Stored entries:
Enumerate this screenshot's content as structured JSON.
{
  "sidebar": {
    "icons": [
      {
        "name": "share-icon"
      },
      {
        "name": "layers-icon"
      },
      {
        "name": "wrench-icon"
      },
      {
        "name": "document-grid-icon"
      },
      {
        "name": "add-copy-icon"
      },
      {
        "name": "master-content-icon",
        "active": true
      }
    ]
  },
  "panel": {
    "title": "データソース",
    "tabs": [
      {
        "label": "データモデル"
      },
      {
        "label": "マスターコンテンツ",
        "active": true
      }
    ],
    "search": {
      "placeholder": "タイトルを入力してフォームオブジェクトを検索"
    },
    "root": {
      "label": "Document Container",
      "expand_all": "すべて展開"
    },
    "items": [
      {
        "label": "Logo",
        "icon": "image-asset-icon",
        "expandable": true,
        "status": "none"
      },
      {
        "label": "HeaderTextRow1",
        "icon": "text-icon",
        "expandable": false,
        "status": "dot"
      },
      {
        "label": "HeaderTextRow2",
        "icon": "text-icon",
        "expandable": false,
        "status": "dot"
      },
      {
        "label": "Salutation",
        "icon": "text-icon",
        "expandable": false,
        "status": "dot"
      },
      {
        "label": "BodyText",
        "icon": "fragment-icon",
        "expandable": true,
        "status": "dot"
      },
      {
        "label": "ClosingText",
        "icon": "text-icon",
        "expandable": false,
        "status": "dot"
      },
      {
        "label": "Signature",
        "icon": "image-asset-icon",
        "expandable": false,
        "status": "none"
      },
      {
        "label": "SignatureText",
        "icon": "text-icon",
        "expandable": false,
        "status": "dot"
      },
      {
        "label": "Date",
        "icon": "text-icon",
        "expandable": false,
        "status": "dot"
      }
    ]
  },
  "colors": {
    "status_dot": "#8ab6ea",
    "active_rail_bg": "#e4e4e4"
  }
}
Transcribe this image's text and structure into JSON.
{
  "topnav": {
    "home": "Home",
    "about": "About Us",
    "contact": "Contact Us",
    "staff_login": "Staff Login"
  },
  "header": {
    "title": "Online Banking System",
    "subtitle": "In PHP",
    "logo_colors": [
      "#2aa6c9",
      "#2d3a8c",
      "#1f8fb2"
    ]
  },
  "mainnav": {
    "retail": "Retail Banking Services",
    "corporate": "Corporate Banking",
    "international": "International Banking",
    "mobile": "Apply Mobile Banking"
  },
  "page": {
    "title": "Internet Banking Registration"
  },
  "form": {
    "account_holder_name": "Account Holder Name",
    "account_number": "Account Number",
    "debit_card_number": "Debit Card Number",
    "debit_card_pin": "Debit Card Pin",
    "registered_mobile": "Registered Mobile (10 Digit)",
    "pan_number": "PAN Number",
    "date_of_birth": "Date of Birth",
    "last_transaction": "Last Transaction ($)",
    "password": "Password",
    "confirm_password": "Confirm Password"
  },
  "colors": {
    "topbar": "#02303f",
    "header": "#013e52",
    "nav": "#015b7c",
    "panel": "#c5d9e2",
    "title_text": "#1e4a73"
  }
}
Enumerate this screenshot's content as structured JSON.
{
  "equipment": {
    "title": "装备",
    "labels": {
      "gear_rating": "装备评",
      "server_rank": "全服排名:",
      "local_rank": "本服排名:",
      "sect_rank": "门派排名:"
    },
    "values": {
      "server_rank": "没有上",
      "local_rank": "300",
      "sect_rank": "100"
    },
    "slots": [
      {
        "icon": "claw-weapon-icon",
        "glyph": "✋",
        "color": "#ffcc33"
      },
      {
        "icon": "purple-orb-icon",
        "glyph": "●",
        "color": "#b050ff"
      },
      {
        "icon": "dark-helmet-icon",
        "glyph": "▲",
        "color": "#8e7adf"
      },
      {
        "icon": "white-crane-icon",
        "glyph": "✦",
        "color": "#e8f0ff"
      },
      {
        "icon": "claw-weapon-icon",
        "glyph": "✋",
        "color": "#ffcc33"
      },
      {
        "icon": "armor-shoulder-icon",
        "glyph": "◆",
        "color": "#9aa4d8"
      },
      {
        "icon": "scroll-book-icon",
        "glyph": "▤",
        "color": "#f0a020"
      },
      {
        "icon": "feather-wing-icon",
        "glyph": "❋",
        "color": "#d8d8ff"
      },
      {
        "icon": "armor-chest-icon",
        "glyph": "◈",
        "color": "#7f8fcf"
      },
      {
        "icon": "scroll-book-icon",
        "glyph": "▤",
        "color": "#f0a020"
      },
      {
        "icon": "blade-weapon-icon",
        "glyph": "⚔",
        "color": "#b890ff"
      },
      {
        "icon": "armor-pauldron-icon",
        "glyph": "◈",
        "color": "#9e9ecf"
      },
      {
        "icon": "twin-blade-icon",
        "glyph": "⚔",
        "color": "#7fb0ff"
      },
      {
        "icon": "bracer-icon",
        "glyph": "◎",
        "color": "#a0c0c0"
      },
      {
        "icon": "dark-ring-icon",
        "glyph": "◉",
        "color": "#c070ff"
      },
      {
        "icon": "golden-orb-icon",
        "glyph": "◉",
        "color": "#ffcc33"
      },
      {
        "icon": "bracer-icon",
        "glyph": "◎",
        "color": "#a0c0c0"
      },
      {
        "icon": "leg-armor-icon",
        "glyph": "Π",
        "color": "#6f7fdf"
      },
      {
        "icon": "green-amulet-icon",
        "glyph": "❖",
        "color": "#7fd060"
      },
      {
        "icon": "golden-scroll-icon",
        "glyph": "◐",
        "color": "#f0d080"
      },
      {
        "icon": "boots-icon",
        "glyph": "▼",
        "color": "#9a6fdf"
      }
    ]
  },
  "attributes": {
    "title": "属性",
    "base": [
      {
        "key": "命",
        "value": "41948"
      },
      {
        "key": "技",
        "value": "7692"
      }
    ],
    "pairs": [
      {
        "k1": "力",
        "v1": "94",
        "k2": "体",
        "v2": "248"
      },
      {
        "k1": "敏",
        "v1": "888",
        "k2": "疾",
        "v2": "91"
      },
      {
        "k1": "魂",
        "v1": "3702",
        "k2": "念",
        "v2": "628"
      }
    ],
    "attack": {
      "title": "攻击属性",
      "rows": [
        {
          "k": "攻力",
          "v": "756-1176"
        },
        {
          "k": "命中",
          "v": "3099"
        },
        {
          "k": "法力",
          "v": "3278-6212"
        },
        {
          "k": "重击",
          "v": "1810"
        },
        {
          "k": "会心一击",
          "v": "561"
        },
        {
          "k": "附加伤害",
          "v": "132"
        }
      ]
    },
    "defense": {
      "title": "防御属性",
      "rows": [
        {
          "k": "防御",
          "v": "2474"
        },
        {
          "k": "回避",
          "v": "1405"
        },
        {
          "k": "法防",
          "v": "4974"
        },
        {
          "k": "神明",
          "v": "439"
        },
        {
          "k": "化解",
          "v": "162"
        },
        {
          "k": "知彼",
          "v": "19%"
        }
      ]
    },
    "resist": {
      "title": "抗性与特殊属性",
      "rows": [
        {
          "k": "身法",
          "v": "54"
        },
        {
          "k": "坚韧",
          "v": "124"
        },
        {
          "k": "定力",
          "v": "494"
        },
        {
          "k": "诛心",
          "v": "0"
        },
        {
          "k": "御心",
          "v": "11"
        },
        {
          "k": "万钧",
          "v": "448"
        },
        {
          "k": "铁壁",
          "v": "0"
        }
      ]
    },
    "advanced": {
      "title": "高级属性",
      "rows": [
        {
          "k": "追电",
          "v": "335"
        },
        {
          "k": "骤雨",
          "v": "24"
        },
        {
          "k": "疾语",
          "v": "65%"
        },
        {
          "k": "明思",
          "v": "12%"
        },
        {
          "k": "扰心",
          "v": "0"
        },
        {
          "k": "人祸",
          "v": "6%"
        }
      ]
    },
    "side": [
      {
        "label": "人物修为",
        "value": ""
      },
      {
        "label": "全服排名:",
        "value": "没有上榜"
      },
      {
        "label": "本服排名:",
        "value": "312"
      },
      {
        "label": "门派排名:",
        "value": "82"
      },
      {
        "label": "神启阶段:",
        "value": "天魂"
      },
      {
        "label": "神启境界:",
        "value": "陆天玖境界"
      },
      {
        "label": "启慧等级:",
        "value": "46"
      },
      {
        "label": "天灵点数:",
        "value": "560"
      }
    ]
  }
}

* _Instructions to follow_:
Copy each line of the listing that holds the word "Date".

* _Output_:
        "label": "Date",
    "date_of_birth": "Date of Birth",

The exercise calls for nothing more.